* CHALLENGE
Write out the material exactly, leaving every picture behind.

(Data excerpts)
>> START
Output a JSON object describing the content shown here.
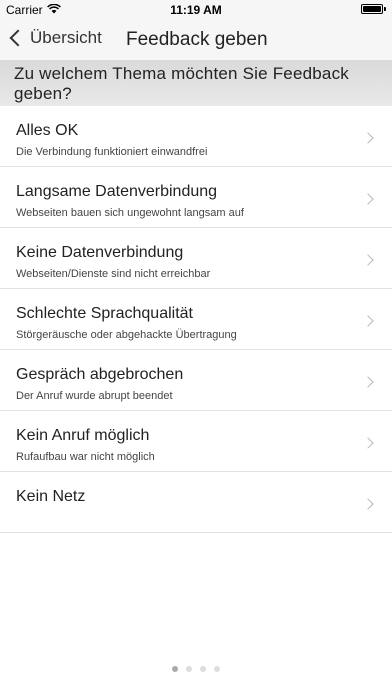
{
  "status_bar": {
    "carrier": "Carrier",
    "time": "11:19 AM",
    "battery_level": 1.0
  },
  "nav": {
    "back_label": "Übersicht",
    "title": "Feedback geben"
  },
  "section_header": "Zu welchem Thema möchten Sie Feedback geben?",
  "items": [
    {
      "title": "Alles OK",
      "subtitle": "Die Verbindung funktioniert einwandfrei"
    },
    {
      "title": "Langsame Datenverbindung",
      "subtitle": "Webseiten bauen sich ungewohnt langsam auf"
    },
    {
      "title": "Keine Datenverbindung",
      "subtitle": "Webseiten/Dienste sind nicht erreichbar"
    },
    {
      "title": "Schlechte Sprachqualität",
      "subtitle": "Störgeräusche oder abgehackte Übertragung"
    },
    {
      "title": "Gespräch abgebrochen",
      "subtitle": "Der Anruf wurde abrupt beendet"
    },
    {
      "title": "Kein Anruf möglich",
      "subtitle": "Rufaufbau war nicht möglich"
    },
    {
      "title": "Kein Netz",
      "subtitle": ""
    }
  ],
  "page_indicator": {
    "count": 4,
    "active_index": 0
  }
}
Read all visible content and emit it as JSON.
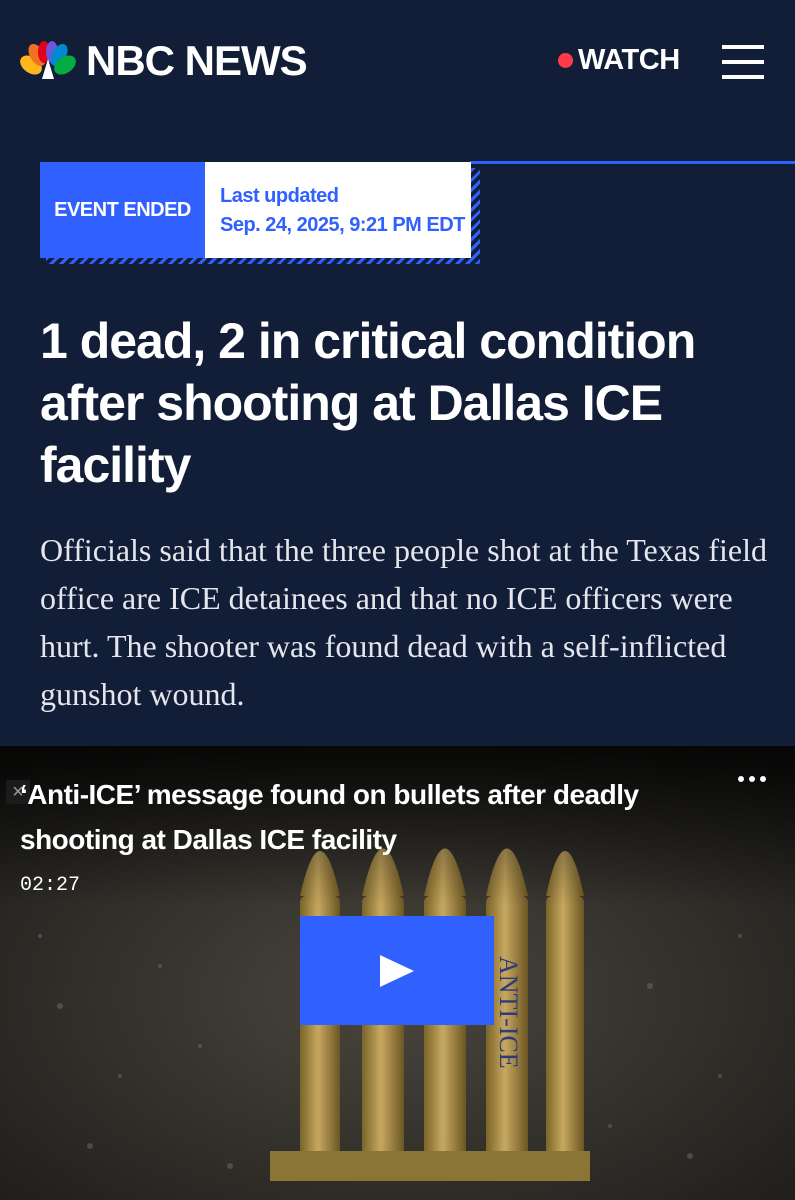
{
  "header": {
    "brand": "NBC NEWS",
    "watch_label": "WATCH",
    "live_dot_color": "#ff3b4a",
    "menu_icon": "hamburger-menu-icon",
    "background_color": "#121e38"
  },
  "status": {
    "badge": "EVENT ENDED",
    "updated_label": "Last updated",
    "updated_time": "Sep. 24, 2025, 9:21 PM EDT",
    "accent_color": "#3061ff"
  },
  "article": {
    "headline": "1 dead, 2 in critical condition after shooting at Dallas ICE facility",
    "dek": "Officials said that the three people shot at the Texas field office are ICE detainees and that no ICE officers were hurt. The shooter was found dead with a self-inflicted gunshot wound."
  },
  "video": {
    "title": "‘Anti-ICE’ message found on bullets after deadly shooting at Dallas ICE facility",
    "duration": "02:27",
    "more_icon": "more-options-icon",
    "play_icon": "play-icon",
    "close_icon": "close-icon",
    "close_glyph": "×",
    "bullet_inscription": "ANTI-ICE"
  }
}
>> END
* ANSWER TO THIS PROBLEM
Output a JSON object describing the content shown here.
{
  "status_bar": {
    "carrier": "Carrier",
    "time": "11:19 AM",
    "battery_level": 1.0
  },
  "nav": {
    "back_label": "Übersicht",
    "title": "Feedback geben"
  },
  "section_header": "Zu welchem Thema möchten Sie Feedback geben?",
  "items": [
    {
      "title": "Alles OK",
      "subtitle": "Die Verbindung funktioniert einwandfrei"
    },
    {
      "title": "Langsame Datenverbindung",
      "subtitle": "Webseiten bauen sich ungewohnt langsam auf"
    },
    {
      "title": "Keine Datenverbindung",
      "subtitle": "Webseiten/Dienste sind nicht erreichbar"
    },
    {
      "title": "Schlechte Sprachqualität",
      "subtitle": "Störgeräusche oder abgehackte Übertragung"
    },
    {
      "title": "Gespräch abgebrochen",
      "subtitle": "Der Anruf wurde abrupt beendet"
    },
    {
      "title": "Kein Anruf möglich",
      "subtitle": "Rufaufbau war nicht möglich"
    },
    {
      "title": "Kein Netz",
      "subtitle": ""
    }
  ],
  "page_indicator": {
    "count": 4,
    "active_index": 0
  }
}
Read all visible content and emit it as JSON.
{
  "header": {
    "brand": "NBC NEWS",
    "watch_label": "WATCH",
    "live_dot_color": "#ff3b4a",
    "menu_icon": "hamburger-menu-icon",
    "background_color": "#121e38"
  },
  "status": {
    "badge": "EVENT ENDED",
    "updated_label": "Last updated",
    "updated_time": "Sep. 24, 2025, 9:21 PM EDT",
    "accent_color": "#3061ff"
  },
  "article": {
    "headline": "1 dead, 2 in critical condition after shooting at Dallas ICE facility",
    "dek": "Officials said that the three people shot at the Texas field office are ICE detainees and that no ICE officers were hurt. The shooter was found dead with a self-inflicted gunshot wound."
  },
  "video": {
    "title": "‘Anti-ICE’ message found on bullets after deadly shooting at Dallas ICE facility",
    "duration": "02:27",
    "more_icon": "more-options-icon",
    "play_icon": "play-icon",
    "close_icon": "close-icon",
    "close_glyph": "×",
    "bullet_inscription": "ANTI-ICE"
  }
}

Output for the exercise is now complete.